- _Record excerpts_
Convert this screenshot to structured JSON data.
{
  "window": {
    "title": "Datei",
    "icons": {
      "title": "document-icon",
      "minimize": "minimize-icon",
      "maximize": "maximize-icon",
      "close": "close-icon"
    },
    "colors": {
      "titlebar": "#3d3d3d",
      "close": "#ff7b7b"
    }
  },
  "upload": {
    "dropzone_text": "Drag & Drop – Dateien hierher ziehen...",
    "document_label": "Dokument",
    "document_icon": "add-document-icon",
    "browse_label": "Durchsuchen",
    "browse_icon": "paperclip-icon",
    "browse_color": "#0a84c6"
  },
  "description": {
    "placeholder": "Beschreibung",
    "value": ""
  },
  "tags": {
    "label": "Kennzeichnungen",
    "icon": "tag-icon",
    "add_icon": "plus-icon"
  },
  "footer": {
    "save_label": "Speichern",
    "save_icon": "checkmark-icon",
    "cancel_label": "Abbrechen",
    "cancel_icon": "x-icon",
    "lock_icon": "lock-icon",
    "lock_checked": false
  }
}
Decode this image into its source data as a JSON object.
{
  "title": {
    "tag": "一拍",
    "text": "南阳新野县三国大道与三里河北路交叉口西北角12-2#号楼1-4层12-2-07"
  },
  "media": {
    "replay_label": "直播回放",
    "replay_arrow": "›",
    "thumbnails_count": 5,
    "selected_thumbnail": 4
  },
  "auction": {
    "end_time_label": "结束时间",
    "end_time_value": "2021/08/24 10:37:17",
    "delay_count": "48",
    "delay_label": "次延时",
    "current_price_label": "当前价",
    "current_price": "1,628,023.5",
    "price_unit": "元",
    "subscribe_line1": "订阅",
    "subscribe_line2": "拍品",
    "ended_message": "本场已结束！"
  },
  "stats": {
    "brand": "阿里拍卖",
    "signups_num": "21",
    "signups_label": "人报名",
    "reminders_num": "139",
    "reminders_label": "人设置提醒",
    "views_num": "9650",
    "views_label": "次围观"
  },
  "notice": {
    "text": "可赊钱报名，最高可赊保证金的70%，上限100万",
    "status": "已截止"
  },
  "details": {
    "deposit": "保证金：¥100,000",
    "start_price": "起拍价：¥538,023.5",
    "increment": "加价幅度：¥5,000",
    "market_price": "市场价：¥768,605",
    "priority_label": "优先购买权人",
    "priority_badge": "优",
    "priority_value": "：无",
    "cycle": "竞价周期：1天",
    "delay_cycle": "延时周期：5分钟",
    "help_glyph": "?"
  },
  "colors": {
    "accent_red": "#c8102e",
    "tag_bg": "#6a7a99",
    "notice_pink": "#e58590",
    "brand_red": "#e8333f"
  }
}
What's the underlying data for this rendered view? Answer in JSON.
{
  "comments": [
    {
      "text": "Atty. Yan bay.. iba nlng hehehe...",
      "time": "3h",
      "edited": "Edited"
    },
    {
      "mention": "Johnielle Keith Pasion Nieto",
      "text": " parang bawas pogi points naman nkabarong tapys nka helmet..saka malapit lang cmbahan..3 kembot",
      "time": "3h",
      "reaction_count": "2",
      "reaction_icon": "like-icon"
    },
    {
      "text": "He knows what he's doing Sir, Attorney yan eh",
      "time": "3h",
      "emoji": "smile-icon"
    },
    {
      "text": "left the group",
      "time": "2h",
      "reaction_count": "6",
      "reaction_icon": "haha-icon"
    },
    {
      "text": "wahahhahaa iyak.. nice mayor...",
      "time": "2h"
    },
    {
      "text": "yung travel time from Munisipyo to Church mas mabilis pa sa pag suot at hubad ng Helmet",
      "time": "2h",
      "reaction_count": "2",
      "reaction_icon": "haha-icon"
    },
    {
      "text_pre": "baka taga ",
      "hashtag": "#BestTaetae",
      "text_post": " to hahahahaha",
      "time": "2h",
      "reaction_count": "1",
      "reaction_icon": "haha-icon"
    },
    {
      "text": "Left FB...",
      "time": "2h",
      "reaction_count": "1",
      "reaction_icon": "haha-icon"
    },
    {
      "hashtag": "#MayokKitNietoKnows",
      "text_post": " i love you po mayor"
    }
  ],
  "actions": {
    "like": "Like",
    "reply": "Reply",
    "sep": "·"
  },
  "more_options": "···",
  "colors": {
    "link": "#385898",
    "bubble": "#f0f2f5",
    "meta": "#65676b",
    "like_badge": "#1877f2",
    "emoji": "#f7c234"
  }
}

- _Goal of the exercise_
Locate all lines holding the word "data", then copy them out.

- _Solution to the exercise_
Convert this screenshot to structured JSON data.
Decode this image into its source data as a JSON object.
What's the underlying data for this rendered view? Answer in JSON.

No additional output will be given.